____ Extracted information

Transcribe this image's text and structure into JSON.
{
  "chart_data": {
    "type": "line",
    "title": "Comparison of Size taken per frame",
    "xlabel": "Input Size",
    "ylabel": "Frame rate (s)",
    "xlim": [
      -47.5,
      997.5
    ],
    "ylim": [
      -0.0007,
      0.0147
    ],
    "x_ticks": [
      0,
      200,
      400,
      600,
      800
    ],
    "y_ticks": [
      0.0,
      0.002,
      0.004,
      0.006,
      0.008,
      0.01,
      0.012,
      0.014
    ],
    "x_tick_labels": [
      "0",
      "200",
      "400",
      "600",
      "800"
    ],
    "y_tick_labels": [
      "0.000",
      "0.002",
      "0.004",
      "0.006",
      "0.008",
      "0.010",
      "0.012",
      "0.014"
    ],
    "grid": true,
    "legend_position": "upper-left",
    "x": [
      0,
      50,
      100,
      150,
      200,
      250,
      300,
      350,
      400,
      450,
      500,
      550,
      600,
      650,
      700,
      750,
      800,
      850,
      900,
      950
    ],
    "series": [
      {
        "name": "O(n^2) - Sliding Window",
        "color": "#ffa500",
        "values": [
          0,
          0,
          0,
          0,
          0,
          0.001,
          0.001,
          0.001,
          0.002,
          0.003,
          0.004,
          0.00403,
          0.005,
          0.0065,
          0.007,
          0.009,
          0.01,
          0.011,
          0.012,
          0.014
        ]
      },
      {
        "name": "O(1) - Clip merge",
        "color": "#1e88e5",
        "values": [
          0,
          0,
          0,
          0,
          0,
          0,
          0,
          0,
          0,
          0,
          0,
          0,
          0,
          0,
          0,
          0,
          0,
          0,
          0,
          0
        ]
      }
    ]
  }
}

________

» Set exercise:
Each line of the material above needs to be quoted exactly, please.

» Output for this task:
Transcribe this image's text and structure into JSON.
{
  "chart_data": {
    "type": "line",
    "title": "Comparison of Size taken per frame",
    "xlabel": "Input Size",
    "ylabel": "Frame rate (s)",
    "xlim": [
      -47.5,
      997.5
    ],
    "ylim": [
      -0.0007,
      0.0147
    ],
    "x_ticks": [
      0,
      200,
      400,
      600,
      800
    ],
    "y_ticks": [
      0.0,
      0.002,
      0.004,
      0.006,
      0.008,
      0.01,
      0.012,
      0.014
    ],
    "x_tick_labels": [
      "0",
      "200",
      "400",
      "600",
      "800"
    ],
    "y_tick_labels": [
      "0.000",
      "0.002",
      "0.004",
      "0.006",
      "0.008",
      "0.010",
      "0.012",
      "0.014"
    ],
    "grid": true,
    "legend_position": "upper-left",
    "x": [
      0,
      50,
      100,
      150,
      200,
      250,
      300,
      350,
      400,
      450,
      500,
      550,
      600,
      650,
      700,
      750,
      800,
      850,
      900,
      950
    ],
    "series": [
      {
        "name": "O(n^2) - Sliding Window",
        "color": "#ffa500",
        "values": [
          0,
          0,
          0,
          0,
          0,
          0.001,
          0.001,
          0.001,
          0.002,
          0.003,
          0.004,
          0.00403,
          0.005,
          0.0065,
          0.007,
          0.009,
          0.01,
          0.011,
          0.012,
          0.014
        ]
      },
      {
        "name": "O(1) - Clip merge",
        "color": "#1e88e5",
        "values": [
          0,
          0,
          0,
          0,
          0,
          0,
          0,
          0,
          0,
          0,
          0,
          0,
          0,
          0,
          0,
          0,
          0,
          0,
          0,
          0
        ]
      }
    ]
  }
}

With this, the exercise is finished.